▶ **Stated exercise**
Answer with a single number: how many lines in the listing below include "Programmes"?

▶ **Records for this exercise**
********************

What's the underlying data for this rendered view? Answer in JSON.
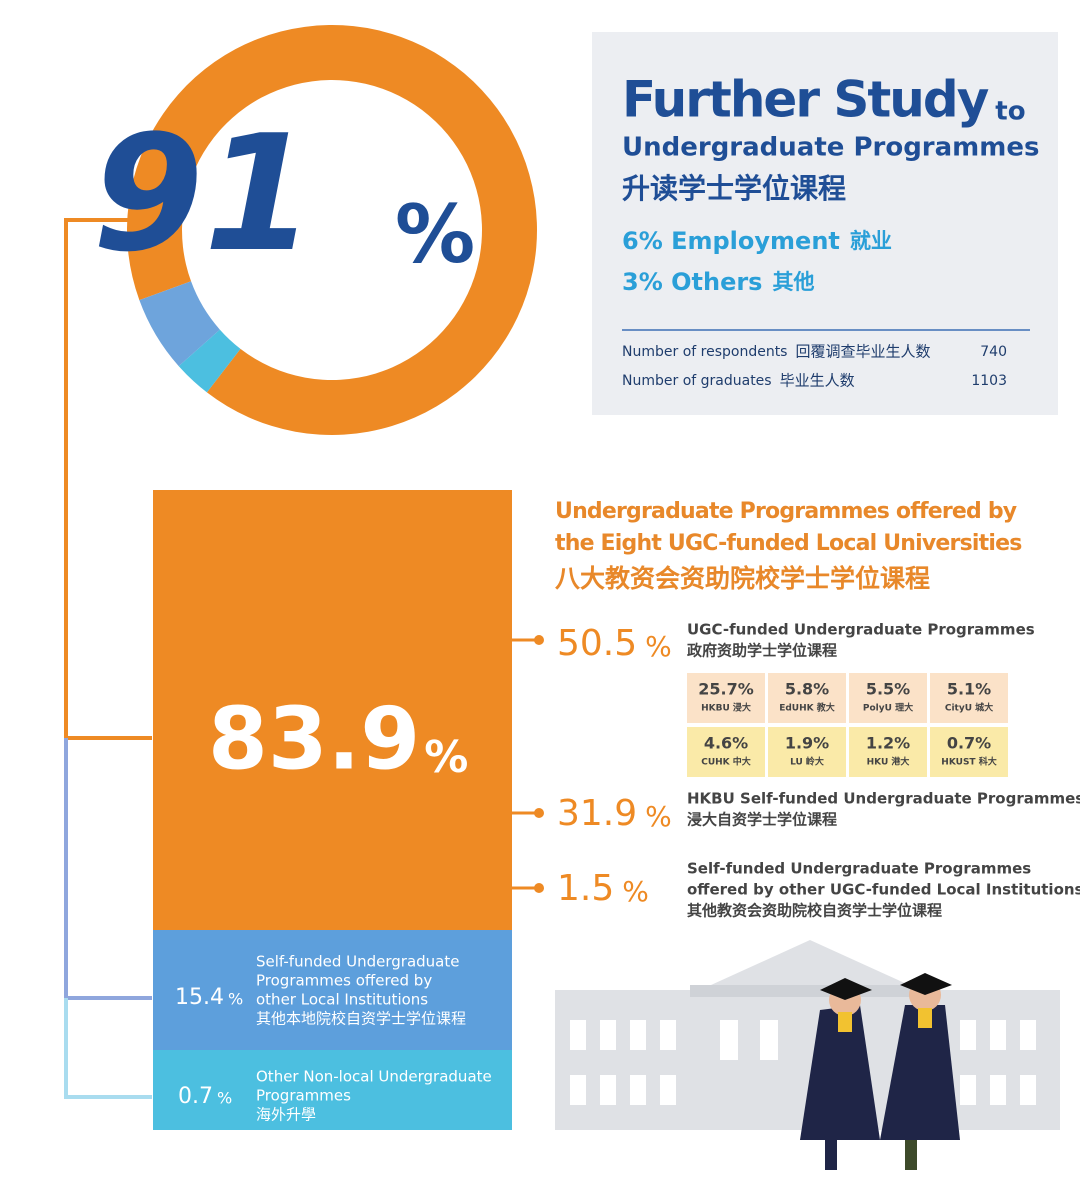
{
  "donut": {
    "values": [
      91,
      6,
      3
    ],
    "colors": [
      "#ee8a24",
      "#6ea4dc",
      "#4cbfe0"
    ]
  },
  "header": {
    "title": "Further Study",
    "title_to": "to",
    "subtitle": "Undergraduate Programmes",
    "subtitle_zh": "升读学士学位课程",
    "percent_sign": "%"
  },
  "other_outcomes": [
    {
      "label": "6% Employment",
      "label_zh": "就业"
    },
    {
      "label": "3% Others",
      "label_zh": "其他"
    }
  ],
  "stats": [
    {
      "label": "Number of respondents",
      "label_zh": "回覆调查毕业生人数",
      "value": "740"
    },
    {
      "label": "Number of graduates",
      "label_zh": "毕业生人数",
      "value": "1103"
    }
  ],
  "breakdown": [
    {
      "pct": "83.9"
    },
    {
      "pct": "15.4",
      "lines": [
        "Self-funded Undergraduate",
        "Programmes offered by",
        "other Local Institutions",
        "其他本地院校自资学士学位课程"
      ]
    },
    {
      "pct": "0.7",
      "lines": [
        "Other Non-local Undergraduate",
        "Programmes",
        "海外升學"
      ]
    }
  ],
  "ugc": {
    "heading": [
      "Undergraduate Programmes offered by",
      "the Eight UGC-funded Local Universities",
      "八大教资会资助院校学士学位课程"
    ],
    "items": [
      {
        "pct": "50.5",
        "lines": [
          "UGC-funded Undergraduate Programmes",
          "政府资助学士学位课程"
        ]
      },
      {
        "pct": "31.9",
        "lines": [
          "HKBU Self-funded Undergraduate Programmes",
          "浸大自资学士学位课程"
        ]
      },
      {
        "pct": "1.5",
        "lines": [
          "Self-funded Undergraduate Programmes",
          "offered by other UGC-funded Local Institutions",
          "其他教资会资助院校自资学士学位课程"
        ]
      }
    ],
    "universities": [
      {
        "pct": "25.7%",
        "name": "HKBU 浸大"
      },
      {
        "pct": "5.8%",
        "name": "EdUHK 教大"
      },
      {
        "pct": "5.5%",
        "name": "PolyU 理大"
      },
      {
        "pct": "5.1%",
        "name": "CityU 城大"
      },
      {
        "pct": "4.6%",
        "name": "CUHK 中大"
      },
      {
        "pct": "1.9%",
        "name": "LU 岭大"
      },
      {
        "pct": "1.2%",
        "name": "HKU 港大"
      },
      {
        "pct": "0.7%",
        "name": "HKUST 科大"
      }
    ]
  }
}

********************

▶ **Full solution**
7